# WHAT IS BEING ASKED
Please update the data from its first line through the line containing "gridline-side — [143, 33, 200, 83]", inclusive, replacing "gridline-side" with "side-gridline" and leaving everything else unchanged.

# MATERIAL FOR THIS EXERCISE
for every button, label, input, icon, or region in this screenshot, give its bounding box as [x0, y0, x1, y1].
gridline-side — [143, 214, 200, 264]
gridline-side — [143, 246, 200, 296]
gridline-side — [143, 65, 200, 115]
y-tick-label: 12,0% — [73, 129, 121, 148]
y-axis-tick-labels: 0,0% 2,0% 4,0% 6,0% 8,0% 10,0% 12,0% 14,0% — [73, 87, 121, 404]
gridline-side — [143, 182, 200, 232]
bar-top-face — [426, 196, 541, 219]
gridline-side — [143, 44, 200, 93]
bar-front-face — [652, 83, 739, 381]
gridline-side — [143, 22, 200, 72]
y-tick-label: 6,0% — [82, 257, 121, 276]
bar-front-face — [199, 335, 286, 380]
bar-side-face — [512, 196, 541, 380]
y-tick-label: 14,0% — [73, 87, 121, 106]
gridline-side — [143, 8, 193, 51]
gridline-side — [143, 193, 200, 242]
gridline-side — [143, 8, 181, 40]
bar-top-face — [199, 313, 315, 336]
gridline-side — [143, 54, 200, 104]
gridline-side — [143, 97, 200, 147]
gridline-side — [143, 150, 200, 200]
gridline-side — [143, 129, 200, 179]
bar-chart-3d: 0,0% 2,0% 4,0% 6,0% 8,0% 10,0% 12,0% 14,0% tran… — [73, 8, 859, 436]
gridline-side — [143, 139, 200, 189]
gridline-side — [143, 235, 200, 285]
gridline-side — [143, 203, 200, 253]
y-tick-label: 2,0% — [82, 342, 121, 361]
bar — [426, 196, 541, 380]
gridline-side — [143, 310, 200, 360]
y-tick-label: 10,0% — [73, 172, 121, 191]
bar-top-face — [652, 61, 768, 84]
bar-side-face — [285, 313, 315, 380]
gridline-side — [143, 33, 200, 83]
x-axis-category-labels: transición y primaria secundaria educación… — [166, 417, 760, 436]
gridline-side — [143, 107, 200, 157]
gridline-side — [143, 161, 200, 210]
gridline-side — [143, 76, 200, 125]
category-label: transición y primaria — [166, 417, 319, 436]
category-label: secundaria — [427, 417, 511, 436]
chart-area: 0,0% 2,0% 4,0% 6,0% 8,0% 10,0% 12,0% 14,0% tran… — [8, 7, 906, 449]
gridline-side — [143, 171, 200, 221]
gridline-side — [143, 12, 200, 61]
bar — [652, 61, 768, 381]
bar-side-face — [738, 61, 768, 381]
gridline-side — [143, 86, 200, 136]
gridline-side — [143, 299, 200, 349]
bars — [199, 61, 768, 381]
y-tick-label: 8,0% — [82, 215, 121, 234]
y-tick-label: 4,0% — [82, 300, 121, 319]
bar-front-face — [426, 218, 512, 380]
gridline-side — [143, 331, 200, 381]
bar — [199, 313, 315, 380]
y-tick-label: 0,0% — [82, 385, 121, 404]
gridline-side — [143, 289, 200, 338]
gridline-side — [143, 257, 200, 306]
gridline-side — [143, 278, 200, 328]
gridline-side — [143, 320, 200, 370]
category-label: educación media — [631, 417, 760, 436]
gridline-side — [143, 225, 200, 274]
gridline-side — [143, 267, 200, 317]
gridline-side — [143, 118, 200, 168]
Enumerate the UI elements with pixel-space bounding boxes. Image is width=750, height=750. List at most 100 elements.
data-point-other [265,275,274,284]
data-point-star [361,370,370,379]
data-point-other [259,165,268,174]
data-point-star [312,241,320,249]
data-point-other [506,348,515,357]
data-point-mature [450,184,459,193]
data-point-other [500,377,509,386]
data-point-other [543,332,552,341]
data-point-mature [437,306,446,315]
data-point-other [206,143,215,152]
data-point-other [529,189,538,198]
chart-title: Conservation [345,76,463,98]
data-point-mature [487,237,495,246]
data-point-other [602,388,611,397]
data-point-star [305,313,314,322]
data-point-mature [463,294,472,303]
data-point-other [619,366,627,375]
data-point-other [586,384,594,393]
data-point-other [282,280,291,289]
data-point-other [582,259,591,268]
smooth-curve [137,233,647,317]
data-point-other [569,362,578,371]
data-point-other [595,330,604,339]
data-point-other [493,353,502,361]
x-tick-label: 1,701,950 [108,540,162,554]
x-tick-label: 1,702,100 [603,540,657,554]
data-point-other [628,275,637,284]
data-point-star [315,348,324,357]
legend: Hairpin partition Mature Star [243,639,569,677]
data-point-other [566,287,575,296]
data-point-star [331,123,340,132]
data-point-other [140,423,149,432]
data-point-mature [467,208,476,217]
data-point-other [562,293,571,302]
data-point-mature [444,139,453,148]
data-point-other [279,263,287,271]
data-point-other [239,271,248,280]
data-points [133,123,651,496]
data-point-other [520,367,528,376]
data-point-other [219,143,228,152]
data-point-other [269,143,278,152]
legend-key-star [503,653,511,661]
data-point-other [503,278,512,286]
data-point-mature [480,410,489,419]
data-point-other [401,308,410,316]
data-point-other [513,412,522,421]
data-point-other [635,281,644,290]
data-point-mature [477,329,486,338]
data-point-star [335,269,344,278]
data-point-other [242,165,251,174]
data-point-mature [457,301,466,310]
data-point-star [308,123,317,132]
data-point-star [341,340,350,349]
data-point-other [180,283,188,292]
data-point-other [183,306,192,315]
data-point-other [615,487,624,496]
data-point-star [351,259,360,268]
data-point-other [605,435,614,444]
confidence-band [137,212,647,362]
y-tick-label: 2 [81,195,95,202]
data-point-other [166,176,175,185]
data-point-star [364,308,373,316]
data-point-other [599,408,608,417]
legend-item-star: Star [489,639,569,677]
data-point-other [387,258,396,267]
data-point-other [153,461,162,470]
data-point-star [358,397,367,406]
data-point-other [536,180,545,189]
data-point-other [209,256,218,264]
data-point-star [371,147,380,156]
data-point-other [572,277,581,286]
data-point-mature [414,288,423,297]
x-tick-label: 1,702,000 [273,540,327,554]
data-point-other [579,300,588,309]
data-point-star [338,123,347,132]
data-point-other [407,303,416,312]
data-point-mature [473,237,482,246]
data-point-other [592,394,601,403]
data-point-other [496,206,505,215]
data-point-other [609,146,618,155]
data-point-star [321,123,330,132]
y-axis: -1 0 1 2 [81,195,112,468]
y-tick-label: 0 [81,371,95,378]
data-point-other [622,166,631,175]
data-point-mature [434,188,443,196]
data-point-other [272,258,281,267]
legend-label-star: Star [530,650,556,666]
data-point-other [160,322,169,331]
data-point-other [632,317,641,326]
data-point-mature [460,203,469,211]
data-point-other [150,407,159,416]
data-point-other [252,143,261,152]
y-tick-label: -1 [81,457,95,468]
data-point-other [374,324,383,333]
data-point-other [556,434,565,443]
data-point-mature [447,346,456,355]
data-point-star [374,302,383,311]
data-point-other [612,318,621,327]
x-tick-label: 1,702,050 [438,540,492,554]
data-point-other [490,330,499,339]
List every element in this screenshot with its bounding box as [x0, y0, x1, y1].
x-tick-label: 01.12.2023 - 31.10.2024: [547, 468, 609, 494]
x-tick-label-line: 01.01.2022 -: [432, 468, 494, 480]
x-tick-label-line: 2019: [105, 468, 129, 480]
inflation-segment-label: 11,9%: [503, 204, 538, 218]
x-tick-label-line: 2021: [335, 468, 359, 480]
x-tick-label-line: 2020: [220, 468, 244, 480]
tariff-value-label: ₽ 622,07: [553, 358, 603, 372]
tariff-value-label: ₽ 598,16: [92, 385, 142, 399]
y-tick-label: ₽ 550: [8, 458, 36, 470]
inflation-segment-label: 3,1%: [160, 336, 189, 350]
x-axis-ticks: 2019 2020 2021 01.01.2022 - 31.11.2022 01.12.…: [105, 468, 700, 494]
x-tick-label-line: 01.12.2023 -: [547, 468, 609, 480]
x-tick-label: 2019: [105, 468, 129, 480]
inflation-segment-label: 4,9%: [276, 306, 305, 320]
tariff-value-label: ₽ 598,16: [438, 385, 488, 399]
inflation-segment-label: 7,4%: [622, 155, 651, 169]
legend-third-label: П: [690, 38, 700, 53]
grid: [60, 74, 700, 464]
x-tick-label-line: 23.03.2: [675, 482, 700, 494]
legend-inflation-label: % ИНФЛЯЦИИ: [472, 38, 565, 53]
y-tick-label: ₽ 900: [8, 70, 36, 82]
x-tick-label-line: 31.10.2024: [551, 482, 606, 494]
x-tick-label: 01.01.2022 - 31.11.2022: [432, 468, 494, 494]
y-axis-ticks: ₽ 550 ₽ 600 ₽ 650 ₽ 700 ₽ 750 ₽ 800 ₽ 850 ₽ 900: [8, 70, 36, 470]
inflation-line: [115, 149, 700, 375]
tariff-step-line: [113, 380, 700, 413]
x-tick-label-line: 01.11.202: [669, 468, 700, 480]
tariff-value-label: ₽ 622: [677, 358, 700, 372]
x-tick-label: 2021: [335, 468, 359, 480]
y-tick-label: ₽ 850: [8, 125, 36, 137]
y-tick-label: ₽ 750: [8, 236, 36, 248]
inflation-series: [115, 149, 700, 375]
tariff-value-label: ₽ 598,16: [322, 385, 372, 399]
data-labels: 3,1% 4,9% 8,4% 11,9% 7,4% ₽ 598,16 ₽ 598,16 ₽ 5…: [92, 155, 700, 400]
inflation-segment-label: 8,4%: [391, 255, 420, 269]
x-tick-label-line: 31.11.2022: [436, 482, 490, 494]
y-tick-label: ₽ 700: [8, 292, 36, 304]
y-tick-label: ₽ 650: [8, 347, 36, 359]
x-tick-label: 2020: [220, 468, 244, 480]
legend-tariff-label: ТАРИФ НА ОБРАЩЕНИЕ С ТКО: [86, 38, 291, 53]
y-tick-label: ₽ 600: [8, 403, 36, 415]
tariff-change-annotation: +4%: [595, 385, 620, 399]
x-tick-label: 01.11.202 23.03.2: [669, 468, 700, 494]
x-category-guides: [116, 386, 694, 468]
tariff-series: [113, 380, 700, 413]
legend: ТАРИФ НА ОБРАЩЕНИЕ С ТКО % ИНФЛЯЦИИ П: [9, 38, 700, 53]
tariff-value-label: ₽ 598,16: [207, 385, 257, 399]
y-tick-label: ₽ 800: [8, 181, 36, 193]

# RESPONSE BELOW
for every button, label, input, icon, or region in this screenshot, give its bounding box as [x0, y0, x1, y1].
side-gridline — [143, 214, 200, 264]
side-gridline — [143, 246, 200, 296]
side-gridline — [143, 65, 200, 115]
y-tick-label: 12,0% — [73, 129, 121, 148]
y-axis-tick-labels: 0,0% 2,0% 4,0% 6,0% 8,0% 10,0% 12,0% 14,0% — [73, 87, 121, 404]
side-gridline — [143, 182, 200, 232]
bar-top-face — [426, 196, 541, 219]
side-gridline — [143, 44, 200, 93]
bar-front-face — [652, 83, 739, 381]
side-gridline — [143, 22, 200, 72]
y-tick-label: 6,0% — [82, 257, 121, 276]
bar-front-face — [199, 335, 286, 380]
bar-side-face — [512, 196, 541, 380]
y-tick-label: 14,0% — [73, 87, 121, 106]
side-gridline — [143, 8, 193, 51]
side-gridline — [143, 193, 200, 242]
side-gridline — [143, 8, 181, 40]
bar-top-face — [199, 313, 315, 336]
side-gridline — [143, 54, 200, 104]
side-gridline — [143, 97, 200, 147]
side-gridline — [143, 150, 200, 200]
side-gridline — [143, 129, 200, 179]
bar-chart-3d: 0,0% 2,0% 4,0% 6,0% 8,0% 10,0% 12,0% 14,0% tran… — [73, 8, 859, 436]
side-gridline — [143, 139, 200, 189]
side-gridline — [143, 235, 200, 285]
side-gridline — [143, 203, 200, 253]
y-tick-label: 2,0% — [82, 342, 121, 361]
bar — [426, 196, 541, 380]
side-gridline — [143, 310, 200, 360]
y-tick-label: 10,0% — [73, 172, 121, 191]
bar-top-face — [652, 61, 768, 84]
bar-side-face — [285, 313, 315, 380]
side-gridline — [143, 33, 200, 83]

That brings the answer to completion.